'''
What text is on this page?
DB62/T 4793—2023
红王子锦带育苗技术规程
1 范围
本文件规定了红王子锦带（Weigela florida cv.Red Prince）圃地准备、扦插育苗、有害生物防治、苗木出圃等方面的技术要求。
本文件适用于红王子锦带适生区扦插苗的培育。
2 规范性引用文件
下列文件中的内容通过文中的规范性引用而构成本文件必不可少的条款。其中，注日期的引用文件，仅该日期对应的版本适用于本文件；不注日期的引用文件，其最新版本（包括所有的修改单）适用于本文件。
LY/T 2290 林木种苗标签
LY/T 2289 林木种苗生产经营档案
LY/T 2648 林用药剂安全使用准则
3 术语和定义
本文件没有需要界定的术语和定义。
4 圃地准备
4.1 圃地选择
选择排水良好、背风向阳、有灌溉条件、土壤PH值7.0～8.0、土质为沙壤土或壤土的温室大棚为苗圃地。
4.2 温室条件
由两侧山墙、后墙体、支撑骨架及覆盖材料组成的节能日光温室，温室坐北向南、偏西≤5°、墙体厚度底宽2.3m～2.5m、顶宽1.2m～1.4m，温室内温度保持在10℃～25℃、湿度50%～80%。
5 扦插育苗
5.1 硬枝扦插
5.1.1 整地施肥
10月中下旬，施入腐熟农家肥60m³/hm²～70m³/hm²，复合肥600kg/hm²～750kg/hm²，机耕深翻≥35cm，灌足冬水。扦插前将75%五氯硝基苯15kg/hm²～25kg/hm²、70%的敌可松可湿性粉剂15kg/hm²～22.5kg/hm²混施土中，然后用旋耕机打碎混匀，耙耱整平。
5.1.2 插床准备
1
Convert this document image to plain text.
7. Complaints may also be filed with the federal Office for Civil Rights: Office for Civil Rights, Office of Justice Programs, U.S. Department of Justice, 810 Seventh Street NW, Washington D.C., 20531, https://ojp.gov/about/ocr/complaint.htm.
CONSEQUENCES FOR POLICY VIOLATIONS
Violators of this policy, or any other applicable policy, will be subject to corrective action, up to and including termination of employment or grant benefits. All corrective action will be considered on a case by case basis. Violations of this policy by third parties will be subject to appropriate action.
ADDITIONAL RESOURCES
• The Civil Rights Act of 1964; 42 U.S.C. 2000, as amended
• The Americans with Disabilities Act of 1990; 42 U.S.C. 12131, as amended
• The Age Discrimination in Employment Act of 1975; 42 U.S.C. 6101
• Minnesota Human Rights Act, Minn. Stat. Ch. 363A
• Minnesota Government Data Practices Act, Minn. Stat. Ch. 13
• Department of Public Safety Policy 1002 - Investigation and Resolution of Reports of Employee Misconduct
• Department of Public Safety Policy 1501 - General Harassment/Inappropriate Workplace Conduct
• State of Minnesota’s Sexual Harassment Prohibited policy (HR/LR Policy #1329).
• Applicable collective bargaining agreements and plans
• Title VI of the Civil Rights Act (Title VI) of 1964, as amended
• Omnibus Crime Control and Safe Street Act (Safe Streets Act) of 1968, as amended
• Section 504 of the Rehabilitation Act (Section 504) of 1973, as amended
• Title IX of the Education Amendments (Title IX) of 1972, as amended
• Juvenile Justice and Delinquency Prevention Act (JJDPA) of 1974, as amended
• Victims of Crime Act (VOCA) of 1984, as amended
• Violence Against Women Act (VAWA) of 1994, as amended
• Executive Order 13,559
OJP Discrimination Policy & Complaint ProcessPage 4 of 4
'''
■ **Given request**
Using the listing, copy every line where the word "Civil" shows up.

■ **Response to this exercise**
7. Complaints may also be filed with the federal Office for Civil Rights: Office for Civil Rights, Office of Justice Programs, U.S. Department of Justice, 810 Seventh Street NW, Washington D.C., 20531, https://ojp.gov/about/ocr/complaint.htm.
• The Civil Rights Act of 1964; 42 U.S.C. 2000, as amended
• Title VI of the Civil Rights Act (Title VI) of 1964, as amended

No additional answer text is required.